§ **TASK**: Copy the passage on suicide prevention word for word, from "Also recommended was" to "the model itself.".

Start of QUOTED PASSAGE

The national suicide prevention project would have focused on specialized support, including a range of prevention and crisis services, such as crisis lines, support groups, and coordinating, planning and access. It would have provided training and networks to better equip community gatekeepers, such as physicians, first responders, nurses, human resource staff and managers, and teachers, by providing access to training and ongoing learning opportunities. Public awareness campaigns in each community via posters, brochures, and social media would have been included.
It recommended means restriction, by helping communities to identify hot spots, the methods or places where a high number of suicides occur, and restricting access to them by building barriers on bridges or railway crossings; and protocols for medication access.
Also recommended was research, to increase the suicide prevention evidence base. This would have included setting research priorities and evaluating the model itself.
I hope that the current Liberal government takes the wise advice of the Mental Health Commission as it continues to address this state of emergency and starts moving forward to come up with a more permanent solution. At the end of the day, it is about a permanent solution.

End of QUOTED PASSAGE
Start of DATASET ENTRIES

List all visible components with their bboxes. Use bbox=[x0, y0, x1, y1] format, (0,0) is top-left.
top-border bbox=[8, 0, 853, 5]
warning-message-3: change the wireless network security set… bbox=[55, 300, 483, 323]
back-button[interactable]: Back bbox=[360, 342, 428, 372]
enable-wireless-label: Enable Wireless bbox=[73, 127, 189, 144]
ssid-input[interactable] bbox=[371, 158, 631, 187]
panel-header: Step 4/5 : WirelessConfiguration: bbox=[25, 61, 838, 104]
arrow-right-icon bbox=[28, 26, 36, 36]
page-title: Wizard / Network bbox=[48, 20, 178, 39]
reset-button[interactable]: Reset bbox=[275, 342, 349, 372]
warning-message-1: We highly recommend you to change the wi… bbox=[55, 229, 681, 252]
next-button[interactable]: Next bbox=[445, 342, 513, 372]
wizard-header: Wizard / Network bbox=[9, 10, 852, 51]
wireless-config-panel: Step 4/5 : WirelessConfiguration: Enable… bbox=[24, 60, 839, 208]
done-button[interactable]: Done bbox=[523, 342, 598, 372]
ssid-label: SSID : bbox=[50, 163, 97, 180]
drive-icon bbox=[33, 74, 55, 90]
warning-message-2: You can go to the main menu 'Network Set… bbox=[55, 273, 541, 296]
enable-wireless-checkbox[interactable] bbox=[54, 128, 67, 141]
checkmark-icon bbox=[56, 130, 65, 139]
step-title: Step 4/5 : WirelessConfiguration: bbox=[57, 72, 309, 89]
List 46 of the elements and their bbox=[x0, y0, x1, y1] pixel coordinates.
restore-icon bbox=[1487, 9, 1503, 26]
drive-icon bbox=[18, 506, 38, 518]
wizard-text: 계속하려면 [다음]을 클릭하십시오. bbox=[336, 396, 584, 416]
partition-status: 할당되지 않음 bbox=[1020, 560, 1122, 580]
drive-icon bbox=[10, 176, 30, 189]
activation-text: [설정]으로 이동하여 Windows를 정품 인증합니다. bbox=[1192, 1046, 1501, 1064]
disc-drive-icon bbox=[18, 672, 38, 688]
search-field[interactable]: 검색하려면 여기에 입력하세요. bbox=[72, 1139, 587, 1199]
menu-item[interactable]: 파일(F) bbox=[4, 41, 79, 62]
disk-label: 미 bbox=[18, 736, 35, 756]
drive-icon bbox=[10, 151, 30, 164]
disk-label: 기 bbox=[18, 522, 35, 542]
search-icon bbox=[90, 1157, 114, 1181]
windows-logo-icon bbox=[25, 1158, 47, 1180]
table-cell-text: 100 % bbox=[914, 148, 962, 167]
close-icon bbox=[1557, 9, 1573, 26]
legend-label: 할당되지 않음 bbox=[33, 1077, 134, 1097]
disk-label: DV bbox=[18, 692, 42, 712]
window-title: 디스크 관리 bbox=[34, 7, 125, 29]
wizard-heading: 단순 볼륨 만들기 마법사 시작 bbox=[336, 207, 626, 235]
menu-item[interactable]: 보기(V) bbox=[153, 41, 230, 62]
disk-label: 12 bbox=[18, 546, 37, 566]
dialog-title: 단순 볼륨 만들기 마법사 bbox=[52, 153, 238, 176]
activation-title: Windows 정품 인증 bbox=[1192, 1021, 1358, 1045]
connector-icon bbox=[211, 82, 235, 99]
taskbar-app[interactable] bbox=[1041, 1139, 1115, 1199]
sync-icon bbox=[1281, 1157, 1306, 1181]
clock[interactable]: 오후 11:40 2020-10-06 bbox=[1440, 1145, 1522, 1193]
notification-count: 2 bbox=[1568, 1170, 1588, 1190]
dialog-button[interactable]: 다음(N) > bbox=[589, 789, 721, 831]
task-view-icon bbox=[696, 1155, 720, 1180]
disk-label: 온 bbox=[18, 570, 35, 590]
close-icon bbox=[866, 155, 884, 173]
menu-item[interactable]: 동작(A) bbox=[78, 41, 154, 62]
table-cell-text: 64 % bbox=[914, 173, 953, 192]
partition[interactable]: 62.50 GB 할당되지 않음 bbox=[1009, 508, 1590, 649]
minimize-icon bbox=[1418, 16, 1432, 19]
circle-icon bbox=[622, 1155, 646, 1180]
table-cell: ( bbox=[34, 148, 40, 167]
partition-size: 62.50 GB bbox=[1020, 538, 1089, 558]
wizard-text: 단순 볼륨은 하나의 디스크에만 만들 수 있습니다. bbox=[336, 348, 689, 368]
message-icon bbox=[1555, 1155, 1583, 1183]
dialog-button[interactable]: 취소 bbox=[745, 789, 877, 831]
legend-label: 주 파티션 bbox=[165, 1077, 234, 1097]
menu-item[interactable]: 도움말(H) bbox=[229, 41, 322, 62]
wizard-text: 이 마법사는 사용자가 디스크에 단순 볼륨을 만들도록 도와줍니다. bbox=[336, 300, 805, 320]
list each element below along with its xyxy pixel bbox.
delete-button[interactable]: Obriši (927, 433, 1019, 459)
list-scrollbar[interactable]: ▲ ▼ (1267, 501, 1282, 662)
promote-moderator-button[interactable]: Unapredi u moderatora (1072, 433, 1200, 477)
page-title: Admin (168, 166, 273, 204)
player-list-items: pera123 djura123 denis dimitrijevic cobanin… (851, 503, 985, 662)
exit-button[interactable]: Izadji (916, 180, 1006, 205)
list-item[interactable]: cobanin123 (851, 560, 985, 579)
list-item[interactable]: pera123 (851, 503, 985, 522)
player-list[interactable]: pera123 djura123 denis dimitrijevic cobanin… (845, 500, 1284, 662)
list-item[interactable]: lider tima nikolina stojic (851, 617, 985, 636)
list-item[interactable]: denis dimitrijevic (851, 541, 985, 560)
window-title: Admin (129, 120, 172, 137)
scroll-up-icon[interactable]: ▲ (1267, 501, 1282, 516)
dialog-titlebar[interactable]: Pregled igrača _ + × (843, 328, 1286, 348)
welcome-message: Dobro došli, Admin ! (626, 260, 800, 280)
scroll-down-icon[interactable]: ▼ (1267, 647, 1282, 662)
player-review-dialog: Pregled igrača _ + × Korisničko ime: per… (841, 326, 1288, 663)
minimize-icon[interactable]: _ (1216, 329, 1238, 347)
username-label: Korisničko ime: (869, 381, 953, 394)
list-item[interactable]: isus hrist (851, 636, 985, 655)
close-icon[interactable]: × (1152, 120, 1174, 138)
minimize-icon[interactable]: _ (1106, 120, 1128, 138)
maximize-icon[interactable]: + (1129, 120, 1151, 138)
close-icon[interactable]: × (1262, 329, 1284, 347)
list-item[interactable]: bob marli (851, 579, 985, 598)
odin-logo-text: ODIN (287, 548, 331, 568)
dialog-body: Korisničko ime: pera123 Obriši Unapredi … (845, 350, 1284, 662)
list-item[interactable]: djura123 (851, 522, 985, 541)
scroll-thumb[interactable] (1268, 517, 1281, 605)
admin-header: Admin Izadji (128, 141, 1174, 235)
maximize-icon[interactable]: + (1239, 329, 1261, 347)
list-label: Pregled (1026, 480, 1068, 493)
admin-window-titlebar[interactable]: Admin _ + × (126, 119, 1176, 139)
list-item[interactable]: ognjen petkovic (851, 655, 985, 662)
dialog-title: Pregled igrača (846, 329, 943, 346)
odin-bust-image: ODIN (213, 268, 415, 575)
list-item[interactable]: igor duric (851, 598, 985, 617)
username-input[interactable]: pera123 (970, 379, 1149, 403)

End of DATASET ENTRIES

§ **TASK OUTPUT**:
Also recommended was research, to increase the suicide prevention evidence base. This would have included setting research priorities and evaluating the model itself.